— Stated goal —
Extract all of the data and reproduce it precisely.

--- START Input rows ---

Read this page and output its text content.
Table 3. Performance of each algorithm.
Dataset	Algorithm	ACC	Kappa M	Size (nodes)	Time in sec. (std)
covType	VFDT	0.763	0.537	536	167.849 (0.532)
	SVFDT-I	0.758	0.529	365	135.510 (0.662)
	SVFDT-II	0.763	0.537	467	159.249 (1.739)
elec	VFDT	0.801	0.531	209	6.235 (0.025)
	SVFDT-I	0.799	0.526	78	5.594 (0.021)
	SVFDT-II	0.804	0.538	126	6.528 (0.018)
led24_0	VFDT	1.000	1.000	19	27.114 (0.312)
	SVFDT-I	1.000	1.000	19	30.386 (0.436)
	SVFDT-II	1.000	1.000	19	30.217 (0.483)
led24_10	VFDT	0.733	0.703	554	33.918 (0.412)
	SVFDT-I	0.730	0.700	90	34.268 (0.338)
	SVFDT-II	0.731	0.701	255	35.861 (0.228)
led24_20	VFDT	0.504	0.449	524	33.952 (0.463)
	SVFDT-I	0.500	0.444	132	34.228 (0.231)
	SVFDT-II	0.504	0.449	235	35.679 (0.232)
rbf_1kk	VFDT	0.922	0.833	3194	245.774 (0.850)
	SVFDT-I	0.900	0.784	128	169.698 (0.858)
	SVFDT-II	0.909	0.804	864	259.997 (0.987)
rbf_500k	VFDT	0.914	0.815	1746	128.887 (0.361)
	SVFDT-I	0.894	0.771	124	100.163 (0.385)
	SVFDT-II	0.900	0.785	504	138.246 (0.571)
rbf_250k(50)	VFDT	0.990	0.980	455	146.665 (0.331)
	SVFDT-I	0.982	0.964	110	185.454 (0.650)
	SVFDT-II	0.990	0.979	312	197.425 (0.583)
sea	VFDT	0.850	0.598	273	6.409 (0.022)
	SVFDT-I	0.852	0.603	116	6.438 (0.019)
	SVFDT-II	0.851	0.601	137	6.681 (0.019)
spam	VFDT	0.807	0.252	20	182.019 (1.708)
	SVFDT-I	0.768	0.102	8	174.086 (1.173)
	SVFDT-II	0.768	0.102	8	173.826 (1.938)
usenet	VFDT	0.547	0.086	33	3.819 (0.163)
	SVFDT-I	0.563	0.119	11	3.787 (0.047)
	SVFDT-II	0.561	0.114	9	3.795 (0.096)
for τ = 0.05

--- END Input rows ---

— Final result —
Read this page and output its text content.
Table 3. Performance of each algorithm.
Dataset	Algorithm	ACC	Kappa M	Size (nodes)	Time in sec. (std)
covType	VFDT	0.763	0.537	536	167.849 (0.532)
	SVFDT-I	0.758	0.529	365	135.510 (0.662)
	SVFDT-II	0.763	0.537	467	159.249 (1.739)
elec	VFDT	0.801	0.531	209	6.235 (0.025)
	SVFDT-I	0.799	0.526	78	5.594 (0.021)
	SVFDT-II	0.804	0.538	126	6.528 (0.018)
led24_0	VFDT	1.000	1.000	19	27.114 (0.312)
	SVFDT-I	1.000	1.000	19	30.386 (0.436)
	SVFDT-II	1.000	1.000	19	30.217 (0.483)
led24_10	VFDT	0.733	0.703	554	33.918 (0.412)
	SVFDT-I	0.730	0.700	90	34.268 (0.338)
	SVFDT-II	0.731	0.701	255	35.861 (0.228)
led24_20	VFDT	0.504	0.449	524	33.952 (0.463)
	SVFDT-I	0.500	0.444	132	34.228 (0.231)
	SVFDT-II	0.504	0.449	235	35.679 (0.232)
rbf_1kk	VFDT	0.922	0.833	3194	245.774 (0.850)
	SVFDT-I	0.900	0.784	128	169.698 (0.858)
	SVFDT-II	0.909	0.804	864	259.997 (0.987)
rbf_500k	VFDT	0.914	0.815	1746	128.887 (0.361)
	SVFDT-I	0.894	0.771	124	100.163 (0.385)
	SVFDT-II	0.900	0.785	504	138.246 (0.571)
rbf_250k(50)	VFDT	0.990	0.980	455	146.665 (0.331)
	SVFDT-I	0.982	0.964	110	185.454 (0.650)
	SVFDT-II	0.990	0.979	312	197.425 (0.583)
sea	VFDT	0.850	0.598	273	6.409 (0.022)
	SVFDT-I	0.852	0.603	116	6.438 (0.019)
	SVFDT-II	0.851	0.601	137	6.681 (0.019)
spam	VFDT	0.807	0.252	20	182.019 (1.708)
	SVFDT-I	0.768	0.102	8	174.086 (1.173)
	SVFDT-II	0.768	0.102	8	173.826 (1.938)
usenet	VFDT	0.547	0.086	33	3.819 (0.163)
	SVFDT-I	0.563	0.119	11	3.787 (0.047)
	SVFDT-II	0.561	0.114	9	3.795 (0.096)
for τ = 0.05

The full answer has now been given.